> _Consigne_:
Répondez à ces questions sur le texte consacré aux cigarettiers :
1. À combien s'élèvent au total les deux recours collectifs qui visent les cigarettiers ?
2. Quel juge a libéré le gouvernement fédéral de toute responsabilité ?
3. Selon les fabricants de tabac, pourquoi Ottawa était-il en partie responsable des maladies liées au tabac ?

::: Bloc de texte

Les cigarettiers visés par deux recours collectifs totalisant 27 milliards de dollars ne pourront pas demander au gouvernement canadien de payer la facture s'ils perdent leur cause.

Dans une décision rendue hier par la Cour d'appel du Québec, le juge Clément Gascon a libéré de toute responsabilité le gouvernement fédéral, mis en cause par Imperial Tobacco, JTI-MacDonald et Rothmans, Benson & Hedges. Les fabricants de tabac avaient soutenu qu'Ottawa était en partie responsable des maladies engendrées par la consommation du tabac parce qu'il avait mal informé la population des dangers du tabagisme.

Joints par La Presse, les cigarettiers ont dit qu'il était trop tôt pour savoir s'ils demanderaient la permission d'en appeler à la Cour suprême.

::::::
::: Données présentées

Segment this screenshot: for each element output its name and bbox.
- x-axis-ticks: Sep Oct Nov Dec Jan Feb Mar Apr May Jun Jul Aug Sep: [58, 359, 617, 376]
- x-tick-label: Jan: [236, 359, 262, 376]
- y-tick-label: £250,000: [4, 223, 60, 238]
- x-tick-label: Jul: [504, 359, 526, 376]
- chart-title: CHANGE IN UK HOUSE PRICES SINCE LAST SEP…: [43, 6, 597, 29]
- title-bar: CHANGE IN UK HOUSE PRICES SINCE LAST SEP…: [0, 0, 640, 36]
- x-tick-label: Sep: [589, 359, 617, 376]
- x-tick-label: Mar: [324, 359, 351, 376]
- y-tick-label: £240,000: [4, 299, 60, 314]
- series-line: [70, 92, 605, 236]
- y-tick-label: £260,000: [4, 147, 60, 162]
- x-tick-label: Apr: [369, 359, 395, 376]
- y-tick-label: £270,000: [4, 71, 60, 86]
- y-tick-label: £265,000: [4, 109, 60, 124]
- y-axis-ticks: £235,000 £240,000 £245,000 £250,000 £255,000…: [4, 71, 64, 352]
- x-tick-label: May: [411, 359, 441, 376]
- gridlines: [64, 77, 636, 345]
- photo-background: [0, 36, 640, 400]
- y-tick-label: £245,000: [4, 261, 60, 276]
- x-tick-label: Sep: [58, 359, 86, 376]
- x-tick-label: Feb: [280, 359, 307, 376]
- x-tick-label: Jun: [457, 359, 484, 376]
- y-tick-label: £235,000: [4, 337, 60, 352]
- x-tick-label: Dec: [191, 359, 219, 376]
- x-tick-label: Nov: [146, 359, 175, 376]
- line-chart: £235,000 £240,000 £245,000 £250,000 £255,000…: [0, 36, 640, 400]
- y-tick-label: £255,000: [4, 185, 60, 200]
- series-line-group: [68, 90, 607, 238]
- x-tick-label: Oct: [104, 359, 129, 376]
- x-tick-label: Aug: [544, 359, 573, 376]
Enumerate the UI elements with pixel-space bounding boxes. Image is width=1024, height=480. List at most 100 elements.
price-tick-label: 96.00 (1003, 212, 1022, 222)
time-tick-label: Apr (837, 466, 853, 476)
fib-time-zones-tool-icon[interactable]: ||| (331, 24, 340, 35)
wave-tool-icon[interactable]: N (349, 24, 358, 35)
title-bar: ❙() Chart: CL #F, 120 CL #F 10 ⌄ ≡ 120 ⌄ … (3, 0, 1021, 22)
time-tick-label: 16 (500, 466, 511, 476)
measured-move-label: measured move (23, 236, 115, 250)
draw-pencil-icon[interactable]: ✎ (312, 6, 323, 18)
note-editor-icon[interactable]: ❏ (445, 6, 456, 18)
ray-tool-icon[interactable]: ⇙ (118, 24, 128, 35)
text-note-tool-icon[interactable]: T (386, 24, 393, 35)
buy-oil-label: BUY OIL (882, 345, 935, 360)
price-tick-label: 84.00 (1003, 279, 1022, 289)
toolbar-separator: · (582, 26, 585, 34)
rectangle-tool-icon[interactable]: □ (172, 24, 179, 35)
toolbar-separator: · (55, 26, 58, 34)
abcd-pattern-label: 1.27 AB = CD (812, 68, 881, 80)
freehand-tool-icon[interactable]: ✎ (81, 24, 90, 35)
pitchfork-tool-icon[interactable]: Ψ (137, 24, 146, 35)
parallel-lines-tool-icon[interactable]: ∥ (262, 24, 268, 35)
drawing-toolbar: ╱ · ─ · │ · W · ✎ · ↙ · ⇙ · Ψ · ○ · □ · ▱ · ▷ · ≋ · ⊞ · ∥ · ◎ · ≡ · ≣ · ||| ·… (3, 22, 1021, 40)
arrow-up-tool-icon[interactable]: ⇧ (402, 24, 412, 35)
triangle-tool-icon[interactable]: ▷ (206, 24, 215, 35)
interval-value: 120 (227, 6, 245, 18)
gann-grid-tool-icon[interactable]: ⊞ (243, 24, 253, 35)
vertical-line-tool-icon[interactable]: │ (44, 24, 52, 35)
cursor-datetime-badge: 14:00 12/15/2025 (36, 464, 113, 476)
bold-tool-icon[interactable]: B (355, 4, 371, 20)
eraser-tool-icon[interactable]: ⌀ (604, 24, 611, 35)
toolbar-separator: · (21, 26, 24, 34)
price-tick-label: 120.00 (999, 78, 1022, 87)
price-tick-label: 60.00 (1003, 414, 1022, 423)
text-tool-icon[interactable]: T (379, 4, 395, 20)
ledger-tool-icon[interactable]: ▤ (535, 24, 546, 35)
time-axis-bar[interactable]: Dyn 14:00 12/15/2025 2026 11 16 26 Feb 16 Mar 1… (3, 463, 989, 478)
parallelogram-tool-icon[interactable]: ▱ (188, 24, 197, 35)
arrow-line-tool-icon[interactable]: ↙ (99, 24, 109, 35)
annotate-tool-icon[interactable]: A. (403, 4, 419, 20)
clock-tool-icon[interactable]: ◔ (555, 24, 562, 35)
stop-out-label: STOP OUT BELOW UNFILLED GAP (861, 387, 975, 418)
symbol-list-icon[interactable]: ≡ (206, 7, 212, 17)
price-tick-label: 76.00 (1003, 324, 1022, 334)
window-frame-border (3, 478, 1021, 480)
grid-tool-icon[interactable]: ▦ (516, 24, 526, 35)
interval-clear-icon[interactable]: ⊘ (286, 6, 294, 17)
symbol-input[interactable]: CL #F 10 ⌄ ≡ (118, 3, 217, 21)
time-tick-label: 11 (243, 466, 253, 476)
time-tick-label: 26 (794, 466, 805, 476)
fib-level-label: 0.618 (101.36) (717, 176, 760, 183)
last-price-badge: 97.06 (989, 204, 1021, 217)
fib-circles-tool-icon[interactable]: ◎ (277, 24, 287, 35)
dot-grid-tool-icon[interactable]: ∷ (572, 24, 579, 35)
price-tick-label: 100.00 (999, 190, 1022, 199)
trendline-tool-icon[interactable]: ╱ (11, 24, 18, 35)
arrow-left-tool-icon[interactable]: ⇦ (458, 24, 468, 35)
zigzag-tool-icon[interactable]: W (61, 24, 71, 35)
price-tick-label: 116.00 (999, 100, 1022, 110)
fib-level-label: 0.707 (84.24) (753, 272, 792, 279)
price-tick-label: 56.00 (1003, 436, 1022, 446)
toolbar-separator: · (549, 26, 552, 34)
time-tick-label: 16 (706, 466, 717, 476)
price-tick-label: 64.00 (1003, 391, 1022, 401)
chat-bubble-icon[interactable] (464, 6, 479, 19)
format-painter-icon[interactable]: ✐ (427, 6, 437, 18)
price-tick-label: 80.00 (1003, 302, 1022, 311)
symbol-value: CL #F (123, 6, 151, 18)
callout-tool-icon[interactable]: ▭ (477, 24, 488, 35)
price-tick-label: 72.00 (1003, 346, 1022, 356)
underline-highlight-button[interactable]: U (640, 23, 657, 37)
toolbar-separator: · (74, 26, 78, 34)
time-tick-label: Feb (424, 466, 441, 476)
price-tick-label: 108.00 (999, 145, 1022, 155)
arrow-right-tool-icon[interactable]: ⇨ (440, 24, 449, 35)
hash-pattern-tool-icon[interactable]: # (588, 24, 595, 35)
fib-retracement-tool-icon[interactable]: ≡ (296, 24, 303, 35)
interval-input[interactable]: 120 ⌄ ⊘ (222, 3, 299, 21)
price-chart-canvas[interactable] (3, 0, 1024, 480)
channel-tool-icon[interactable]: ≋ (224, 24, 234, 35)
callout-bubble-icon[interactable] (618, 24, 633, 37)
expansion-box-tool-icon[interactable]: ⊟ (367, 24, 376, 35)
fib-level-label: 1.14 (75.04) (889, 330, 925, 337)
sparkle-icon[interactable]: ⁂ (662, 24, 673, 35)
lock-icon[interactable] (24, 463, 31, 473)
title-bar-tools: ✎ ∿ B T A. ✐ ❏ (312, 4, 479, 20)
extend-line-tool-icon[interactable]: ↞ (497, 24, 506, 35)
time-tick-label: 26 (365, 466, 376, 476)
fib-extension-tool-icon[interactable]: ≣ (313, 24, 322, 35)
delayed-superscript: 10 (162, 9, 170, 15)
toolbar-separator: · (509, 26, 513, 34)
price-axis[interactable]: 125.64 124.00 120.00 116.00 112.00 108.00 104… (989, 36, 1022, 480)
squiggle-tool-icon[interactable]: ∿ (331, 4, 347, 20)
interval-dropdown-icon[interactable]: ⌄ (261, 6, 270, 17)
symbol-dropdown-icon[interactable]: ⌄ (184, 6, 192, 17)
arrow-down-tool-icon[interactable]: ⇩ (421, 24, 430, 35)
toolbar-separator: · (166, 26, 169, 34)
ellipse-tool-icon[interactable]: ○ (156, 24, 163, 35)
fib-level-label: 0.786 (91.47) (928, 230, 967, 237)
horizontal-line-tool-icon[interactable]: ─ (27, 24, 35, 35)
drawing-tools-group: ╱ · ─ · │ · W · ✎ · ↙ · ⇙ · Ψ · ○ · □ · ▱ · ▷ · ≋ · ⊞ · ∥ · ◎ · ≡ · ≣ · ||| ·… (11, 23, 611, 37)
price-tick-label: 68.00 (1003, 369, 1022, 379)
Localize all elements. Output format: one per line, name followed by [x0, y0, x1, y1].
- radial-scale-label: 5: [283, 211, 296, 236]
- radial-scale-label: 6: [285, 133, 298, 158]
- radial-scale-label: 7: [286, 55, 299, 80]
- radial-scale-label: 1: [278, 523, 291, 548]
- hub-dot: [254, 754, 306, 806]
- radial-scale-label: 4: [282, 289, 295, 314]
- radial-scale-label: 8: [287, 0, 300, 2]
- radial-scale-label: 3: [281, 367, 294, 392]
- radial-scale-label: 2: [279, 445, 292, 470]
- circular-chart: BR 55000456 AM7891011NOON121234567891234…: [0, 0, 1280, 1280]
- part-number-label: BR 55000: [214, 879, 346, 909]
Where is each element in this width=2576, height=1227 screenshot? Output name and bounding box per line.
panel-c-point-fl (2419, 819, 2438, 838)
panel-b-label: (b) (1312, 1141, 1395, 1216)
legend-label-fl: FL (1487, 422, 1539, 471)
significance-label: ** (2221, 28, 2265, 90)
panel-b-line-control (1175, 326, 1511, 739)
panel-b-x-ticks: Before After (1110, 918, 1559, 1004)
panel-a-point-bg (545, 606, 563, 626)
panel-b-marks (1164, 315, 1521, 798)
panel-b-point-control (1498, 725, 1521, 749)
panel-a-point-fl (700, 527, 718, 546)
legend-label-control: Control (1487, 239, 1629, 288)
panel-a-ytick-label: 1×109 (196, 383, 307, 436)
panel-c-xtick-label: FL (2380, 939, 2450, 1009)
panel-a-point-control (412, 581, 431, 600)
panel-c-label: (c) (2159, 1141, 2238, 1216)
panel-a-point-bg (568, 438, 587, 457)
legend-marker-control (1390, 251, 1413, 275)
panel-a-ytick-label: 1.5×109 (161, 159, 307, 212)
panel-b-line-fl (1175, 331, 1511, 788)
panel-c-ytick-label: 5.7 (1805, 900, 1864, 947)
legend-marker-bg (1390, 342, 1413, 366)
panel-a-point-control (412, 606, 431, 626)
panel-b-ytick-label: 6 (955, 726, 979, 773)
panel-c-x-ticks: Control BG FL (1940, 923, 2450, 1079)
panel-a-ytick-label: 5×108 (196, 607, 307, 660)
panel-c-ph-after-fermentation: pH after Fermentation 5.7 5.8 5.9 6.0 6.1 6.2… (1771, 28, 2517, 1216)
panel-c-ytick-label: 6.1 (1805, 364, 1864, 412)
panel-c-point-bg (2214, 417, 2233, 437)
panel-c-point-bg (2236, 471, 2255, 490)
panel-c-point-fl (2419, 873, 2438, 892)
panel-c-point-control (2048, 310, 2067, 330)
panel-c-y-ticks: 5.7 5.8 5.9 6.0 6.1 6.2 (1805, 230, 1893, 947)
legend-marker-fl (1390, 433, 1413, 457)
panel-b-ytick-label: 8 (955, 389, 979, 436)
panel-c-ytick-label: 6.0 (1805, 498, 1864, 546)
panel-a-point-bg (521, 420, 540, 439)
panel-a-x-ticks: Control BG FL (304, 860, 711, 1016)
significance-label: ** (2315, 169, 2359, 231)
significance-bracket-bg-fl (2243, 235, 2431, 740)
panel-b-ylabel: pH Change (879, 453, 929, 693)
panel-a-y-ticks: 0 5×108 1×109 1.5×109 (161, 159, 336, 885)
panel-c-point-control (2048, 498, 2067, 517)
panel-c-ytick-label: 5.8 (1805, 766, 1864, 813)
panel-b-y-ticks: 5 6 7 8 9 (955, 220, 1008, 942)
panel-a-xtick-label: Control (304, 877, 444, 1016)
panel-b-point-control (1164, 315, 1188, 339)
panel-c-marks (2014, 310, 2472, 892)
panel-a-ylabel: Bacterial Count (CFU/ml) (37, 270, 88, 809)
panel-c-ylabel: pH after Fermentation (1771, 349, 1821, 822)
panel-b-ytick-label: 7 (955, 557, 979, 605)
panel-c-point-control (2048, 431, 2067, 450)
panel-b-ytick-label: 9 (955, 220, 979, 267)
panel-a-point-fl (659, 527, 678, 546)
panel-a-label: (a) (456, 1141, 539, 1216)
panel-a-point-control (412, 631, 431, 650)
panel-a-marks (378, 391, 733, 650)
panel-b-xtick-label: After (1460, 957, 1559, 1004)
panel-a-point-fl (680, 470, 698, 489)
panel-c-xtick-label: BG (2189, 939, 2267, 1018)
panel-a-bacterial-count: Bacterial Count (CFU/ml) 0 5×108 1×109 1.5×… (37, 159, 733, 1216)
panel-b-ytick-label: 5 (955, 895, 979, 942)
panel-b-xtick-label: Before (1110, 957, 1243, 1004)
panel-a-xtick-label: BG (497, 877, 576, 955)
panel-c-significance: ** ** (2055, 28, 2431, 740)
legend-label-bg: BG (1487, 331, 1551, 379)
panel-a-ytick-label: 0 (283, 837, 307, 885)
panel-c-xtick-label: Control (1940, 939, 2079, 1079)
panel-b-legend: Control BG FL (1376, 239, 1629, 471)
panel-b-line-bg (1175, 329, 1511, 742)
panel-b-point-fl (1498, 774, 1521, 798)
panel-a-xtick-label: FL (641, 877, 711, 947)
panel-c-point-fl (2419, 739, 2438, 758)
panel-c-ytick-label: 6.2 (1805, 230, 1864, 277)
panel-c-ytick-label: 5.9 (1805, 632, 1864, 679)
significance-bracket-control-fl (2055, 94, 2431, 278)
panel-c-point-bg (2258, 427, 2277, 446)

::::::

> _Résultat attendu_:
1. 27 milliards de dollars.
2. Le juge Clément Gascon, de la Cour d'appel du Québec.
3. Parce qu'il avait mal informé la population des dangers du tabagisme.